[Begin]
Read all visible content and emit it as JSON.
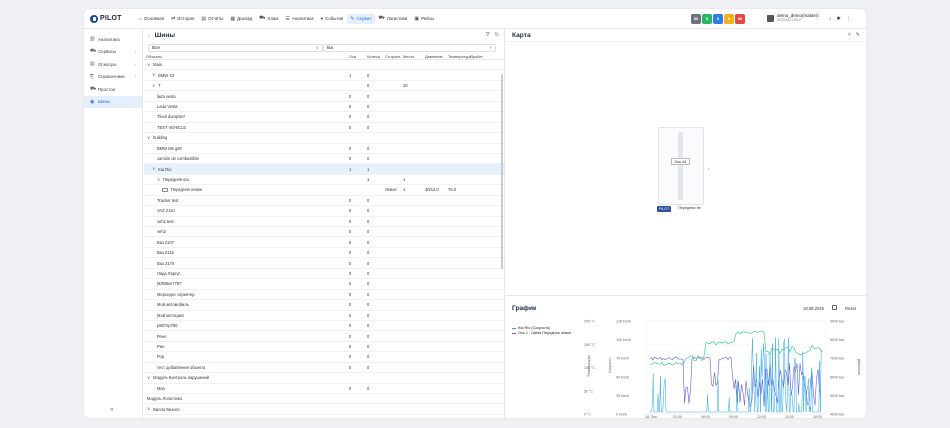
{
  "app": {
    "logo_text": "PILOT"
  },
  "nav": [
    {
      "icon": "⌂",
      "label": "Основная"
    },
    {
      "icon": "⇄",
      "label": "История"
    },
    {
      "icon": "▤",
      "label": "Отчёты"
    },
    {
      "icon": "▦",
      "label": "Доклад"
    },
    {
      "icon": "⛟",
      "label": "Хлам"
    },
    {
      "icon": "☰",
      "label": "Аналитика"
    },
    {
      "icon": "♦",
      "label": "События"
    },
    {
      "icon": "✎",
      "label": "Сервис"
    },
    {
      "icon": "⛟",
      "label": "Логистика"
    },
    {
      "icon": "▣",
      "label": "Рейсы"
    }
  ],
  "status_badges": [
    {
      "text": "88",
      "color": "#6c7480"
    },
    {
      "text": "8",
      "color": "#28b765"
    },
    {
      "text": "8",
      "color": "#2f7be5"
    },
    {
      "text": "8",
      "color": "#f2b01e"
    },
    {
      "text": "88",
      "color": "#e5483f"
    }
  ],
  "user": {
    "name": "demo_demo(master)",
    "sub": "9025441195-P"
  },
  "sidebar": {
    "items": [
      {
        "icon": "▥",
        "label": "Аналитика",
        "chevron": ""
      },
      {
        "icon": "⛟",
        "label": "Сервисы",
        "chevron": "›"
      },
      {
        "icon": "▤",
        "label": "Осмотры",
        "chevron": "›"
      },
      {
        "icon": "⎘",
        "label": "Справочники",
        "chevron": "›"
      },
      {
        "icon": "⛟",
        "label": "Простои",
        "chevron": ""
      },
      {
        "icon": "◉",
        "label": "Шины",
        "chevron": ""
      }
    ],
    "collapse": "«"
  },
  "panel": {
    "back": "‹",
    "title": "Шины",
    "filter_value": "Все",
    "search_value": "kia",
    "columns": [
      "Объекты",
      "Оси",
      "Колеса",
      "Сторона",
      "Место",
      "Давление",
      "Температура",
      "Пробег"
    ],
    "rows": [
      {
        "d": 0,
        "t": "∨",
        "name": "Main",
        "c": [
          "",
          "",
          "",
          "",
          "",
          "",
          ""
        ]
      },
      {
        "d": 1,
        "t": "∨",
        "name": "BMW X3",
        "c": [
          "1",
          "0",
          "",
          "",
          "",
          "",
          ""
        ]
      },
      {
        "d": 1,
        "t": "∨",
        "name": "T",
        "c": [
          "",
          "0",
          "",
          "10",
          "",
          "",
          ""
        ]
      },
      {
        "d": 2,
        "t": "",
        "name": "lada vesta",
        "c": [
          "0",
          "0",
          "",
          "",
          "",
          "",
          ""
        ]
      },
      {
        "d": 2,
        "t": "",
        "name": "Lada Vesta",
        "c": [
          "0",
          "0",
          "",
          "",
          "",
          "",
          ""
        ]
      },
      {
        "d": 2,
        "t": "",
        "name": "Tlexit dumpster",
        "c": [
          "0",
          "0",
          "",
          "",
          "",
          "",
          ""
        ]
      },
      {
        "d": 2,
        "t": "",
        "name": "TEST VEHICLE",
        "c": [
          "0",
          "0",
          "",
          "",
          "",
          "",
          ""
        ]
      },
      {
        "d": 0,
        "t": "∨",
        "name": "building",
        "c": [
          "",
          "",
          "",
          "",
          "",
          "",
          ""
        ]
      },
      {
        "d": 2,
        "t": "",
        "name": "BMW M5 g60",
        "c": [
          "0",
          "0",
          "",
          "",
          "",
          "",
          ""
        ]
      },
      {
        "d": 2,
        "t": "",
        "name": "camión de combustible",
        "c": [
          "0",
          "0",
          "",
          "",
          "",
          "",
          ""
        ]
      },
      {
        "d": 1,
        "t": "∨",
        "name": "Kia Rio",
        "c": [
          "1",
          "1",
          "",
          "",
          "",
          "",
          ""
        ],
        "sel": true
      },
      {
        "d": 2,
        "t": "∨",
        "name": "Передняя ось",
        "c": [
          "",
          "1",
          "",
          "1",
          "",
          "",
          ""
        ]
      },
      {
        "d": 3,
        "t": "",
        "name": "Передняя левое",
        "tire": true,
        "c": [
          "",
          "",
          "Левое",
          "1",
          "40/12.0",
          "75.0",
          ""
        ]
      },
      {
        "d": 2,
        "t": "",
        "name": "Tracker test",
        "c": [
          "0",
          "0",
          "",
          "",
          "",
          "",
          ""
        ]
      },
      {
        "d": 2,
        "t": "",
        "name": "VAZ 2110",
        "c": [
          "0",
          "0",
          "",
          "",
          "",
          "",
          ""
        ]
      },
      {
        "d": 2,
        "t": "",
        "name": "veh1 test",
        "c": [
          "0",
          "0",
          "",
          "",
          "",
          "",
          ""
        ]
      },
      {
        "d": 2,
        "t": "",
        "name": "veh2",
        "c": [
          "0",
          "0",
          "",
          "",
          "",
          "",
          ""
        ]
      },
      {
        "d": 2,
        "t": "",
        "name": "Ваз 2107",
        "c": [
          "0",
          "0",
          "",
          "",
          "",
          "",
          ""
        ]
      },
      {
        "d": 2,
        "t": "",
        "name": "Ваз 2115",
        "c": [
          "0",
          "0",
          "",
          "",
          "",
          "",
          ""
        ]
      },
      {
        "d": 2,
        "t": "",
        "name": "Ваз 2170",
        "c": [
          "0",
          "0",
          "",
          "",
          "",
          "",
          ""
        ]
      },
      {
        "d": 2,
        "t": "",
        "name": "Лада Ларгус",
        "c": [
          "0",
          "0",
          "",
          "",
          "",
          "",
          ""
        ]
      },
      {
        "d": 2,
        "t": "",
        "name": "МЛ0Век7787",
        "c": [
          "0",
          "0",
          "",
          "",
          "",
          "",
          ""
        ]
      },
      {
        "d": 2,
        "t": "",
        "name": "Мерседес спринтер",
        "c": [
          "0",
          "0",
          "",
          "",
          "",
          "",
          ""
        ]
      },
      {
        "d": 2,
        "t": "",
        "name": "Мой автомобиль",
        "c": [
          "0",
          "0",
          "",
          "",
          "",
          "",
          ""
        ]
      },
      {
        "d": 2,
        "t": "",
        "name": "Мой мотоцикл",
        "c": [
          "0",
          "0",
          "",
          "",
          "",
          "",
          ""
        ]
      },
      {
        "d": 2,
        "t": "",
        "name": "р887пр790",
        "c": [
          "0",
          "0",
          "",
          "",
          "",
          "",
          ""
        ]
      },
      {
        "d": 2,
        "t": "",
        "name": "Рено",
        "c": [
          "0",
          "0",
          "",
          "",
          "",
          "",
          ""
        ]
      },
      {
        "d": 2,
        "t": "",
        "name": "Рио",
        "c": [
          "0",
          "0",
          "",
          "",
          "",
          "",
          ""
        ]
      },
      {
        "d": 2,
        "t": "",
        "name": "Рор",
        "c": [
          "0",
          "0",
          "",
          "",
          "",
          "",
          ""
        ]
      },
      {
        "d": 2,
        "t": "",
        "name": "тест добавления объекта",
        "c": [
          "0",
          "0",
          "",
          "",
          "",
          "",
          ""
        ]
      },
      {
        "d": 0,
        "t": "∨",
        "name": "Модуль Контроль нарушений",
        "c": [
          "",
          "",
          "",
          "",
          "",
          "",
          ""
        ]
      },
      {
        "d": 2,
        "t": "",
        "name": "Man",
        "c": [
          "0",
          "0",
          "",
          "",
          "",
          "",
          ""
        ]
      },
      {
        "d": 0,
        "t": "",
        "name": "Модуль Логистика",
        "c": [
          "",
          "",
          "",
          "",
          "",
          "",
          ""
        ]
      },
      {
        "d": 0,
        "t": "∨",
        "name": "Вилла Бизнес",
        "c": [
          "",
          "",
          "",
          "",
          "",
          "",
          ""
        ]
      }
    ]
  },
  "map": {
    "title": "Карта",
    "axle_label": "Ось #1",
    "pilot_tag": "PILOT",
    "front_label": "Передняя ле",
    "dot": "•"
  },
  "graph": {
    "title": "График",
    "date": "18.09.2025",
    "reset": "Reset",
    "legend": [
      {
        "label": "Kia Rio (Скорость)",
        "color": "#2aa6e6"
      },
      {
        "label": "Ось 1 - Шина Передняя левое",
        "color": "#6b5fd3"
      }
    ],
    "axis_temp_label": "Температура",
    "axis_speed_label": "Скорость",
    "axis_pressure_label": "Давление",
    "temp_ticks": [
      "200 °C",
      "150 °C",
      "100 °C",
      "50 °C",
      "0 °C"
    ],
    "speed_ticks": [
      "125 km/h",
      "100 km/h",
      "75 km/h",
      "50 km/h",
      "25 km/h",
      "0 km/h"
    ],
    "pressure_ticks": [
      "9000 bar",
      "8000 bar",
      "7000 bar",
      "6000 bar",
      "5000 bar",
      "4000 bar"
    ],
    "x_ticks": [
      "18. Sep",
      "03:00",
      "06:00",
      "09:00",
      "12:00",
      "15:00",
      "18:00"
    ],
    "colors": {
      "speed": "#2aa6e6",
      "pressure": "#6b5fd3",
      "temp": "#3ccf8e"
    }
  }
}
[End]
§ **Exercise prompt**
Work out how many lines in the records above contain the word "Давление", and give only that number.

§ **Result for this exercise**
2